--- SOURCE RECORDS ---
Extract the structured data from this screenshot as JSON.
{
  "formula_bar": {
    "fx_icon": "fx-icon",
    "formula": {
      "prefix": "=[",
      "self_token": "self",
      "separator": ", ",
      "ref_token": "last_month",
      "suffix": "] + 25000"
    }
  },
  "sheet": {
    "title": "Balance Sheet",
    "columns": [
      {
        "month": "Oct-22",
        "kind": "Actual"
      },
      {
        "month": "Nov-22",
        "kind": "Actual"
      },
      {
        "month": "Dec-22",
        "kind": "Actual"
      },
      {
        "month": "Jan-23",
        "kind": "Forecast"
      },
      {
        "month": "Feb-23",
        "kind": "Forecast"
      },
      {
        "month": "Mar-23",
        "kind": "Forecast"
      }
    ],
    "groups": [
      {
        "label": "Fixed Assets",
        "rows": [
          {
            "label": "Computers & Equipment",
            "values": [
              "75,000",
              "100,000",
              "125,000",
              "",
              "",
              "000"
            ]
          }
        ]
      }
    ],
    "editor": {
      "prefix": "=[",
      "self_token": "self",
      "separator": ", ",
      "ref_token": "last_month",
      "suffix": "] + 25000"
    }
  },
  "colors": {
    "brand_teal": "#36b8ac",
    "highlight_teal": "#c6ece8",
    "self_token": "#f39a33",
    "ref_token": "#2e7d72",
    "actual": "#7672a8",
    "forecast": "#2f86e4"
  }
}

--- THE EXERCISE ---
Copy down the material exactly as written.

--- SOLUTION TO THIS TASK ---
Extract the structured data from this screenshot as JSON.
{
  "formula_bar": {
    "fx_icon": "fx-icon",
    "formula": {
      "prefix": "=[",
      "self_token": "self",
      "separator": ", ",
      "ref_token": "last_month",
      "suffix": "] + 25000"
    }
  },
  "sheet": {
    "title": "Balance Sheet",
    "columns": [
      {
        "month": "Oct-22",
        "kind": "Actual"
      },
      {
        "month": "Nov-22",
        "kind": "Actual"
      },
      {
        "month": "Dec-22",
        "kind": "Actual"
      },
      {
        "month": "Jan-23",
        "kind": "Forecast"
      },
      {
        "month": "Feb-23",
        "kind": "Forecast"
      },
      {
        "month": "Mar-23",
        "kind": "Forecast"
      }
    ],
    "groups": [
      {
        "label": "Fixed Assets",
        "rows": [
          {
            "label": "Computers & Equipment",
            "values": [
              "75,000",
              "100,000",
              "125,000",
              "",
              "",
              "000"
            ]
          }
        ]
      }
    ],
    "editor": {
      "prefix": "=[",
      "self_token": "self",
      "separator": ", ",
      "ref_token": "last_month",
      "suffix": "] + 25000"
    }
  },
  "colors": {
    "brand_teal": "#36b8ac",
    "highlight_teal": "#c6ece8",
    "self_token": "#f39a33",
    "ref_token": "#2e7d72",
    "actual": "#7672a8",
    "forecast": "#2f86e4"
  }
}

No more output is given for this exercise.